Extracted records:
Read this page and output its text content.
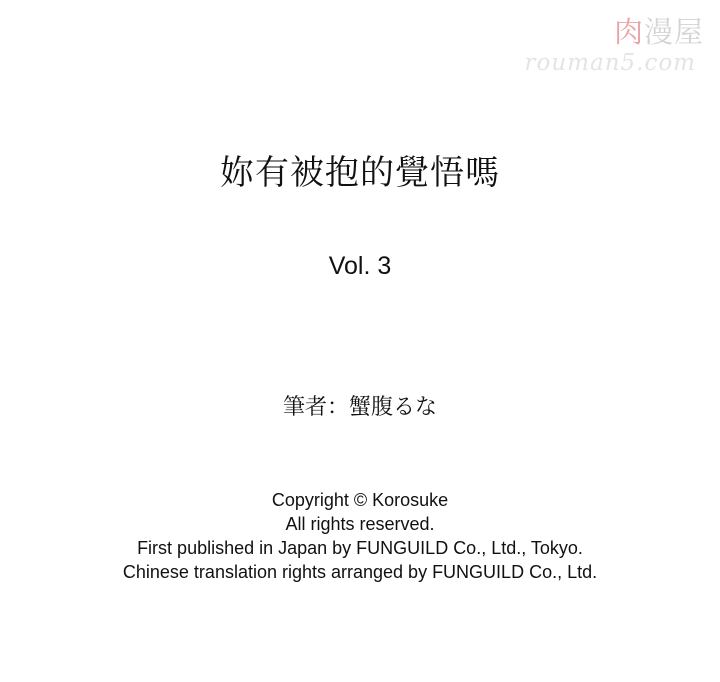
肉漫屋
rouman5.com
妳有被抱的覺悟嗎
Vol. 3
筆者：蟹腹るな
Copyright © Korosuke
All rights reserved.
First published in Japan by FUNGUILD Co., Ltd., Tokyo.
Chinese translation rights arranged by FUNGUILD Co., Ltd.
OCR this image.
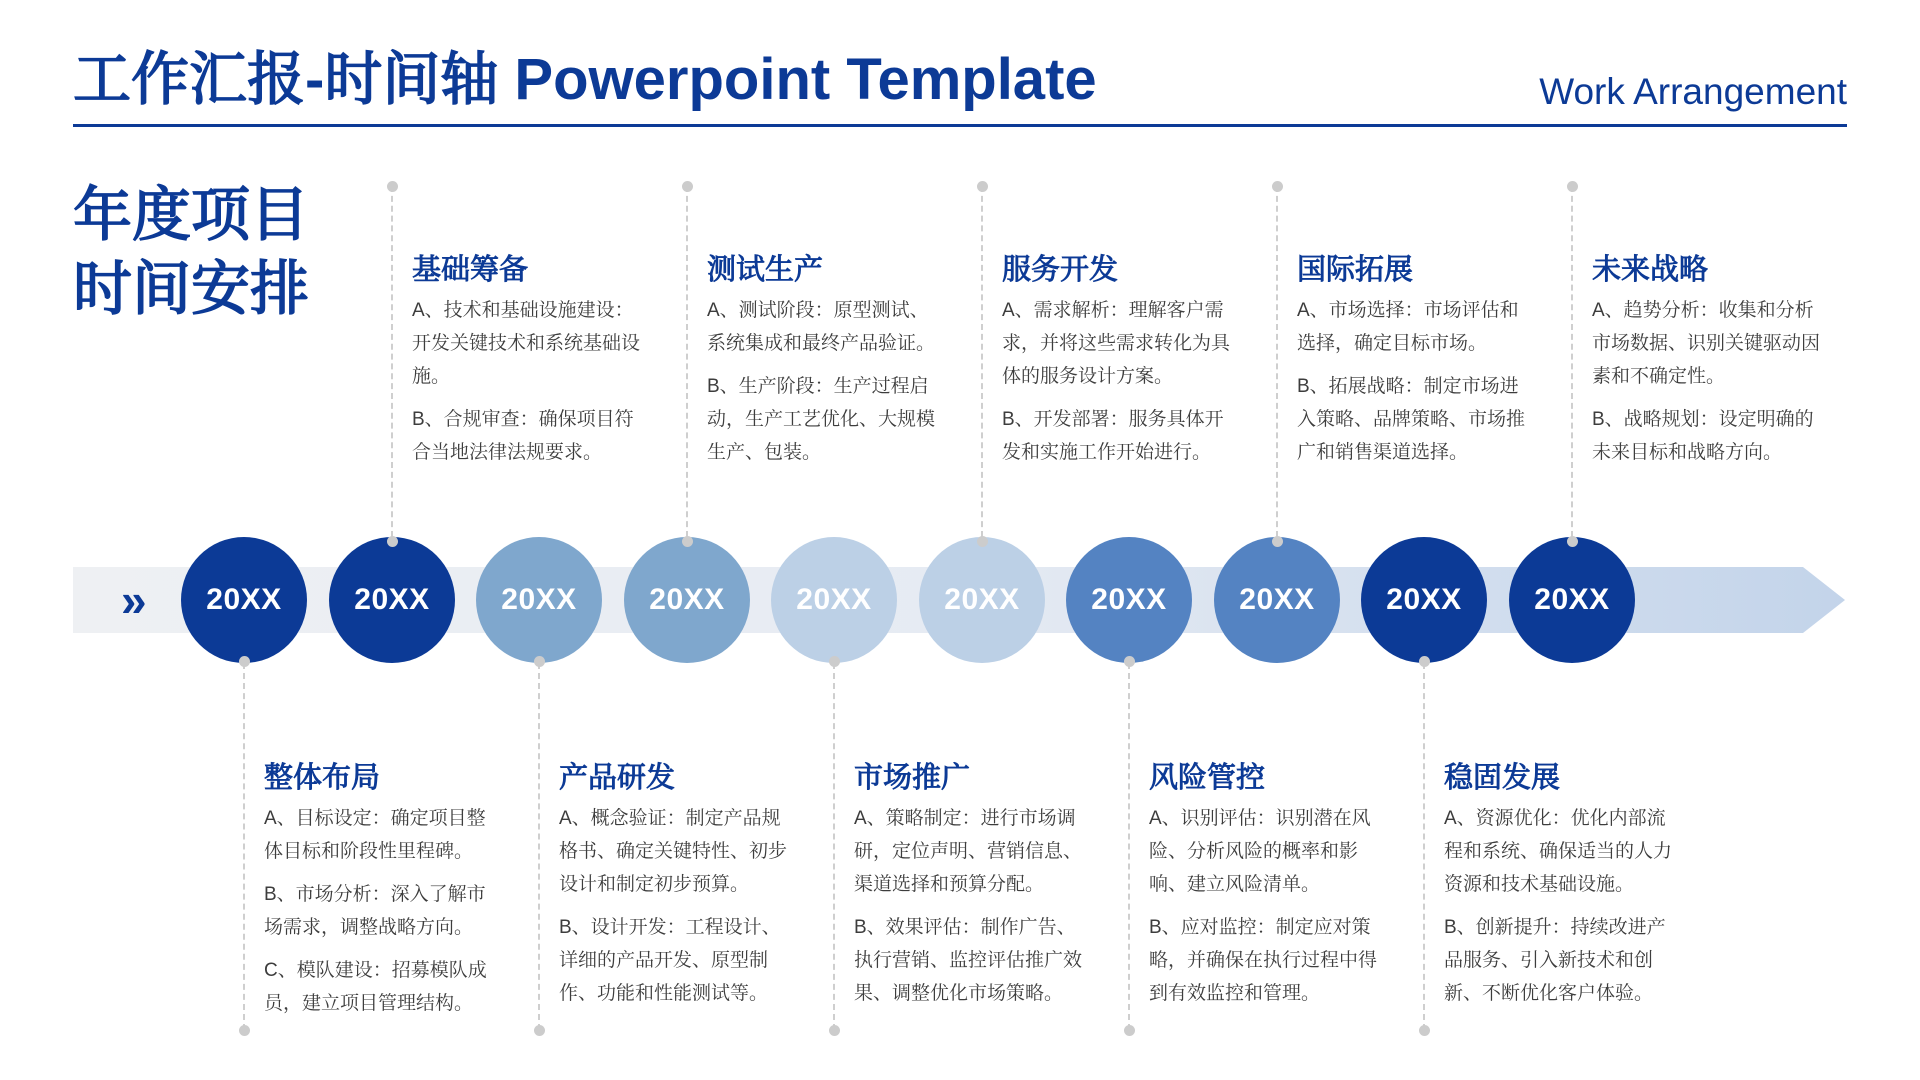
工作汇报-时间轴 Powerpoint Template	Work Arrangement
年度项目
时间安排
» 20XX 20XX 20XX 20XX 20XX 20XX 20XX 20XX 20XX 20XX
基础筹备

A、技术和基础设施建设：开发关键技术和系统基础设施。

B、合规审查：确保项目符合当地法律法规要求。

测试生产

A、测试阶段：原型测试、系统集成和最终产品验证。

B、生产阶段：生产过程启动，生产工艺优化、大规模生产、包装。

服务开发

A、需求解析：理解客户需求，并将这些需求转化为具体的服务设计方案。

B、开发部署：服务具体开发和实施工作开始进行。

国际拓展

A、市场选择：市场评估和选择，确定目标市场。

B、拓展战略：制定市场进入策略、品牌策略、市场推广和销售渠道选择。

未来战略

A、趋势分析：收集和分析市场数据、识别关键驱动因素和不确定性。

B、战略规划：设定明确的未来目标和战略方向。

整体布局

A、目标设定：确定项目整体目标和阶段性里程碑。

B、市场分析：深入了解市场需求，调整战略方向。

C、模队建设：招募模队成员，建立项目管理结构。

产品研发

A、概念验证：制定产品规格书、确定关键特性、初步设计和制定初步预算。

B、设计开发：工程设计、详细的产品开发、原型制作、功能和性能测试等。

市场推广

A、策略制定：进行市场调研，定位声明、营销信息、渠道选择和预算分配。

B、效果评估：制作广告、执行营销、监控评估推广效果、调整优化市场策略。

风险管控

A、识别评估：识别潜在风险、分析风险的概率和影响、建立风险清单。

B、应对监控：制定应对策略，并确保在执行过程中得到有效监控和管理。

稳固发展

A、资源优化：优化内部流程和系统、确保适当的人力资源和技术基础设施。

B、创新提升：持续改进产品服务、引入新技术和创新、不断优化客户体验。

**Exercise requirements**
Scan the entries above. Copy each line that has the string "this".

**Answer**
Read this page and output its text content.
OCR this image.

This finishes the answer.